* **EXERCISE TASK**
Give every line of the items below as a JSON list of strings, one string per line, leaving out blank lines.

* **SOURCE MATERIAL**
>>>>

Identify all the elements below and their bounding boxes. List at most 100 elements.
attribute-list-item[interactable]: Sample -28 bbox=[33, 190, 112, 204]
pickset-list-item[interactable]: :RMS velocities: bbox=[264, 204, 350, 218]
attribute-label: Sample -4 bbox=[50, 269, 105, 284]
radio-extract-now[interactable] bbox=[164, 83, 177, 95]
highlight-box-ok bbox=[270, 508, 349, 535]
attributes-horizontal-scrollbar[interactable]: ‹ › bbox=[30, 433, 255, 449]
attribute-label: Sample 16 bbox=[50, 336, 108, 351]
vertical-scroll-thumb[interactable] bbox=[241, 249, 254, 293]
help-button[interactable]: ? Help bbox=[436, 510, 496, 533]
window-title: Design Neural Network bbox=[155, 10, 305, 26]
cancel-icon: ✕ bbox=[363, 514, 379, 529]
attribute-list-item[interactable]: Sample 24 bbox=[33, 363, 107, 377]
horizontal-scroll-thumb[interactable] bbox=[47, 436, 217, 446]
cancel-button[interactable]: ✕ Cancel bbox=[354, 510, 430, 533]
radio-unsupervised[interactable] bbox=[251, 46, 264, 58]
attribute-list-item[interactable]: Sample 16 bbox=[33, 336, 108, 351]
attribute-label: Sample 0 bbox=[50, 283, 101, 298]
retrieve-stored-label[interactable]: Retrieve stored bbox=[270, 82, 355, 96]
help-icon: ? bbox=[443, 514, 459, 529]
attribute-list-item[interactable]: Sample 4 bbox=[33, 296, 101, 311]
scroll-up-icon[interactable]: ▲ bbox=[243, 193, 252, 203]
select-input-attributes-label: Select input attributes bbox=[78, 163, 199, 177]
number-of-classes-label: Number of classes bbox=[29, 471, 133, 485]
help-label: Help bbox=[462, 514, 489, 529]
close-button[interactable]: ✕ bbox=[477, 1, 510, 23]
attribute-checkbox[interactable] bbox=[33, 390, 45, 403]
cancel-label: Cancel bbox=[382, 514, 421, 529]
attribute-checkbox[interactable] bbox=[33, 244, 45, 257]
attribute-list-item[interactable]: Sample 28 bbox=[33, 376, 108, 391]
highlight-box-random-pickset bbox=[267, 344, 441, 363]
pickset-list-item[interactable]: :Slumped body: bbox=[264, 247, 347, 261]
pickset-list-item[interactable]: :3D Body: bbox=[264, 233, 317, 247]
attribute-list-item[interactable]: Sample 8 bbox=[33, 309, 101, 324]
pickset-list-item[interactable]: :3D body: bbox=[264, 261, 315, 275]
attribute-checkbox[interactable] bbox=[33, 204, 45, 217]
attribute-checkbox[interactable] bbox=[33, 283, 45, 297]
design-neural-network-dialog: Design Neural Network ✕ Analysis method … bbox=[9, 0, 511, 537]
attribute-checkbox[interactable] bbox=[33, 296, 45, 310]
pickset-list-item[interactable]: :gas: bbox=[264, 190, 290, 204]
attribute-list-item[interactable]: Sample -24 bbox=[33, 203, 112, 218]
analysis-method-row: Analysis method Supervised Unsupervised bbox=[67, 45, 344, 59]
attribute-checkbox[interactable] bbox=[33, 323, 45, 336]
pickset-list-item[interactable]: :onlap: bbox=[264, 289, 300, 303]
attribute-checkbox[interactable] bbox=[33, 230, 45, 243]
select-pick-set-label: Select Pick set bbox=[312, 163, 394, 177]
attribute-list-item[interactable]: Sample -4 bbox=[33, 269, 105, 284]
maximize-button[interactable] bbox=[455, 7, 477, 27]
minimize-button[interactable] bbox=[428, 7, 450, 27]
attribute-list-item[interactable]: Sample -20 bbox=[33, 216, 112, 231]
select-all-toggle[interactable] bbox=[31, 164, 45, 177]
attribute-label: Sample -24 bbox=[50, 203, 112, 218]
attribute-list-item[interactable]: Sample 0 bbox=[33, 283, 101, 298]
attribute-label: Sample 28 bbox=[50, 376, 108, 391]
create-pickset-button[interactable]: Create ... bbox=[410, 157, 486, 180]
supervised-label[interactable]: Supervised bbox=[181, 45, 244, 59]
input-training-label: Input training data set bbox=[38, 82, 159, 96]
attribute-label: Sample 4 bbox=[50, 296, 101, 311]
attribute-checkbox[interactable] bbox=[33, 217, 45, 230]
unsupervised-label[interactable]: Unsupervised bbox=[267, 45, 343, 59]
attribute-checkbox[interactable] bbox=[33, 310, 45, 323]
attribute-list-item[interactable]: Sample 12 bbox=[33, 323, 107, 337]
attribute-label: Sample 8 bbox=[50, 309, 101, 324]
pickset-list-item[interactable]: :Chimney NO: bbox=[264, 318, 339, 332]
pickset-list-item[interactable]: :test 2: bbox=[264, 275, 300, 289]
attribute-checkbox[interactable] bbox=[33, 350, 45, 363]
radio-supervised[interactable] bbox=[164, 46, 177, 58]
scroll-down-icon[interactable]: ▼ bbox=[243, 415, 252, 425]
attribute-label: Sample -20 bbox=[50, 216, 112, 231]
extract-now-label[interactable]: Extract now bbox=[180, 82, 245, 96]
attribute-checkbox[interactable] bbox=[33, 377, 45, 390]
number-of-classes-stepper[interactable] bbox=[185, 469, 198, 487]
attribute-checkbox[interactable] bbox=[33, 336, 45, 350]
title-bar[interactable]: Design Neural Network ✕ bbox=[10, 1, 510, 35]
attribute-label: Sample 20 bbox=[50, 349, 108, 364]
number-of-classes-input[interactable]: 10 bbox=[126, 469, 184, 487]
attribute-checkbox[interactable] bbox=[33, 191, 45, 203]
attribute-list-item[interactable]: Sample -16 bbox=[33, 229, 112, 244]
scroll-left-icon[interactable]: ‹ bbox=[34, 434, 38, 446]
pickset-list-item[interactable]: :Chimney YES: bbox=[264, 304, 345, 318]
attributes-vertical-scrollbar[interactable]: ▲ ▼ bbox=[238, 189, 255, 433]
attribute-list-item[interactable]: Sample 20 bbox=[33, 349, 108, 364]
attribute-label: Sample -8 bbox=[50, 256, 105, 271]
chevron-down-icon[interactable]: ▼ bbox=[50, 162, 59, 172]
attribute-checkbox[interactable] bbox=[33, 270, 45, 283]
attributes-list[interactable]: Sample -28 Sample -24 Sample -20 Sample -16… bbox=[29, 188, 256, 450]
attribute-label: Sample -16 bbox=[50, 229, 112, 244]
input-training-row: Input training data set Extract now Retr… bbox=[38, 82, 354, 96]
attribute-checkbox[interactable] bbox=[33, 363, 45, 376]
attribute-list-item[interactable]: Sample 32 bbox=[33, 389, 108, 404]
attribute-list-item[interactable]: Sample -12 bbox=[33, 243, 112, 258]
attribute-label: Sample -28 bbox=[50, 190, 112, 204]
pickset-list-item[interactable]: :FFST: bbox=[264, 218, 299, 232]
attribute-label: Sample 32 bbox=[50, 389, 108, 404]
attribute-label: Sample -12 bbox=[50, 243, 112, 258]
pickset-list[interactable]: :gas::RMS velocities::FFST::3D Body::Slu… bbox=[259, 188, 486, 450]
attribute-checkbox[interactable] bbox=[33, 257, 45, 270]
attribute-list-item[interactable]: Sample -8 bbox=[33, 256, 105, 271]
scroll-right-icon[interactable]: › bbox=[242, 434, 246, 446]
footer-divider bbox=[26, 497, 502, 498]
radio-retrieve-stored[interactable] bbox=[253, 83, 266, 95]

<<<<

* **SOLUTION TO THE EXERCISE**
[
  "Identify all the elements below and their bounding boxes. List at most 100 elements.",
  "attribute-list-item[interactable]: Sample -28 bbox=[33, 190, 112, 204]",
  "pickset-list-item[interactable]: :RMS velocities: bbox=[264, 204, 350, 218]",
  "attribute-label: Sample -4 bbox=[50, 269, 105, 284]",
  "radio-extract-now[interactable] bbox=[164, 83, 177, 95]",
  "highlight-box-ok bbox=[270, 508, 349, 535]",
  "attributes-horizontal-scrollbar[interactable]: ‹ › bbox=[30, 433, 255, 449]",
  "attribute-label: Sample 16 bbox=[50, 336, 108, 351]",
  "vertical-scroll-thumb[interactable] bbox=[241, 249, 254, 293]",
  "help-button[interactable]: ? Help bbox=[436, 510, 496, 533]",
  "window-title: Design Neural Network bbox=[155, 10, 305, 26]",
  "cancel-icon: ✕ bbox=[363, 514, 379, 529]",
  "attribute-list-item[interactable]: Sample 24 bbox=[33, 363, 107, 377]",
  "horizontal-scroll-thumb[interactable] bbox=[47, 436, 217, 446]",
  "cancel-button[interactable]: ✕ Cancel bbox=[354, 510, 430, 533]",
  "radio-unsupervised[interactable] bbox=[251, 46, 264, 58]",
  "attribute-list-item[interactable]: Sample 16 bbox=[33, 336, 108, 351]",
  "attribute-label: Sample 0 bbox=[50, 283, 101, 298]",
  "retrieve-stored-label[interactable]: Retrieve stored bbox=[270, 82, 355, 96]",
  "help-icon: ? bbox=[443, 514, 459, 529]",
  "attribute-list-item[interactable]: Sample 4 bbox=[33, 296, 101, 311]",
  "scroll-up-icon[interactable]: ▲ bbox=[243, 193, 252, 203]",
  "select-input-attributes-label: Select input attributes bbox=[78, 163, 199, 177]",
  "number-of-classes-label: Number of classes bbox=[29, 471, 133, 485]",
  "help-label: Help bbox=[462, 514, 489, 529]",
  "close-button[interactable]: ✕ bbox=[477, 1, 510, 23]",
  "attribute-checkbox[interactable] bbox=[33, 390, 45, 403]",
  "cancel-label: Cancel bbox=[382, 514, 421, 529]",
  "attribute-checkbox[interactable] bbox=[33, 244, 45, 257]",
  "attribute-list-item[interactable]: Sample 28 bbox=[33, 376, 108, 391]",
  "highlight-box-random-pickset bbox=[267, 344, 441, 363]",
  "pickset-list-item[interactable]: :Slumped body: bbox=[264, 247, 347, 261]",
  "pickset-list-item[interactable]: :3D Body: bbox=[264, 233, 317, 247]",
  "attribute-list-item[interactable]: Sample 8 bbox=[33, 309, 101, 324]",
  "pickset-list-item[interactable]: :3D body: bbox=[264, 261, 315, 275]",
  "attribute-checkbox[interactable] bbox=[33, 204, 45, 217]",
  "attribute-checkbox[interactable] bbox=[33, 283, 45, 297]",
  "design-neural-network-dialog: Design Neural Network ✕ Analysis method … bbox=[9, 0, 511, 537]",
  "attribute-checkbox[interactable] bbox=[33, 296, 45, 310]",
  "pickset-list-item[interactable]: :gas: bbox=[264, 190, 290, 204]",
  "attribute-list-item[interactable]: Sample -24 bbox=[33, 203, 112, 218]",
  "analysis-method-row: Analysis method Supervised Unsupervised bbox=[67, 45, 344, 59]",
  "attribute-checkbox[interactable] bbox=[33, 323, 45, 336]",
  "pickset-list-item[interactable]: :onlap: bbox=[264, 289, 300, 303]",
  "attribute-checkbox[interactable] bbox=[33, 230, 45, 243]",
  "select-pick-set-label: Select Pick set bbox=[312, 163, 394, 177]",
  "attribute-list-item[interactable]: Sample -4 bbox=[33, 269, 105, 284]",
  "maximize-button[interactable] bbox=[455, 7, 477, 27]",
  "minimize-button[interactable] bbox=[428, 7, 450, 27]",
  "attribute-list-item[interactable]: Sample -20 bbox=[33, 216, 112, 231]",
  "select-all-toggle[interactable] bbox=[31, 164, 45, 177]",
  "attribute-label: Sample -24 bbox=[50, 203, 112, 218]",
  "attribute-list-item[interactable]: Sample 0 bbox=[33, 283, 101, 298]",
  "attribute-label: Sample 28 bbox=[50, 376, 108, 391]",
  "create-pickset-button[interactable]: Create ... bbox=[410, 157, 486, 180]",
  "supervised-label[interactable]: Supervised bbox=[181, 45, 244, 59]",
  "input-training-label: Input training data set bbox=[38, 82, 159, 96]",
  "attribute-label: Sample 4 bbox=[50, 296, 101, 311]",
  "attribute-checkbox[interactable] bbox=[33, 217, 45, 230]",
  "unsupervised-label[interactable]: Unsupervised bbox=[267, 45, 343, 59]",
  "attribute-checkbox[interactable] bbox=[33, 310, 45, 323]",
  "attribute-list-item[interactable]: Sample 12 bbox=[33, 323, 107, 337]",
  "attribute-label: Sample 8 bbox=[50, 309, 101, 324]",
  "pickset-list-item[interactable]: :Chimney NO: bbox=[264, 318, 339, 332]",
  "pickset-list-item[interactable]: :test 2: bbox=[264, 275, 300, 289]",
  "attribute-checkbox[interactable] bbox=[33, 350, 45, 363]",
  "radio-supervised[interactable] bbox=[164, 46, 177, 58]",
  "scroll-down-icon[interactable]: ▼ bbox=[243, 415, 252, 425]",
  "attribute-label: Sample -20 bbox=[50, 216, 112, 231]",
  "extract-now-label[interactable]: Extract now bbox=[180, 82, 245, 96]",
  "attribute-checkbox[interactable] bbox=[33, 377, 45, 390]",
  "number-of-classes-stepper[interactable] bbox=[185, 469, 198, 487]",
  "attribute-checkbox[interactable] bbox=[33, 336, 45, 350]",
  "title-bar[interactable]: Design Neural Network ✕ bbox=[10, 1, 510, 35]",
  "attribute-label: Sample 20 bbox=[50, 349, 108, 364]",
  "number-of-classes-input[interactable]: 10 bbox=[126, 469, 184, 487]",
  "attribute-checkbox[interactable] bbox=[33, 191, 45, 203]",
  "attribute-list-item[interactable]: Sample -16 bbox=[33, 229, 112, 244]",
  "scroll-left-icon[interactable]: ‹ bbox=[34, 434, 38, 446]",
  "pickset-list-item[interactable]: :Chimney YES: bbox=[264, 304, 345, 318]",
  "attributes-vertical-scrollbar[interactable]: ▲ ▼ bbox=[238, 189, 255, 433]",
  "attribute-list-item[interactable]: Sample 20 bbox=[33, 349, 108, 364]",
  "attribute-label: Sample -8 bbox=[50, 256, 105, 271]",
  "chevron-down-icon[interactable]: ▼ bbox=[50, 162, 59, 172]",
  "attribute-checkbox[interactable] bbox=[33, 270, 45, 283]",
  "attributes-list[interactable]: Sample -28 Sample -24 Sample -20 Sample -16… bbox=[29, 188, 256, 450]",
  "attribute-label: Sample -16 bbox=[50, 229, 112, 244]",
  "input-training-row: Input training data set Extract now Retr… bbox=[38, 82, 354, 96]",
  "attribute-checkbox[interactable] bbox=[33, 363, 45, 376]",
  "attribute-list-item[interactable]: Sample 32 bbox=[33, 389, 108, 404]",
  "attribute-list-item[interactable]: Sample -12 bbox=[33, 243, 112, 258]",
  "attribute-label: Sample -28 bbox=[50, 190, 112, 204]",
  "pickset-list-item[interactable]: :FFST: bbox=[264, 218, 299, 232]",
  "attribute-label: Sample 32 bbox=[50, 389, 108, 404]",
  "attribute-label: Sample -12 bbox=[50, 243, 112, 258]",
  "pickset-list[interactable]: :gas::RMS velocities::FFST::3D Body::Slu… bbox=[259, 188, 486, 450]",
  "attribute-checkbox[interactable] bbox=[33, 257, 45, 270]",
  "attribute-list-item[interactable]: Sample -8 bbox=[33, 256, 105, 271]",
  "scroll-right-icon[interactable]: › bbox=[242, 434, 246, 446]",
  "footer-divider bbox=[26, 497, 502, 498]",
  "radio-retrieve-stored[interactable] bbox=[253, 83, 266, 95]"
]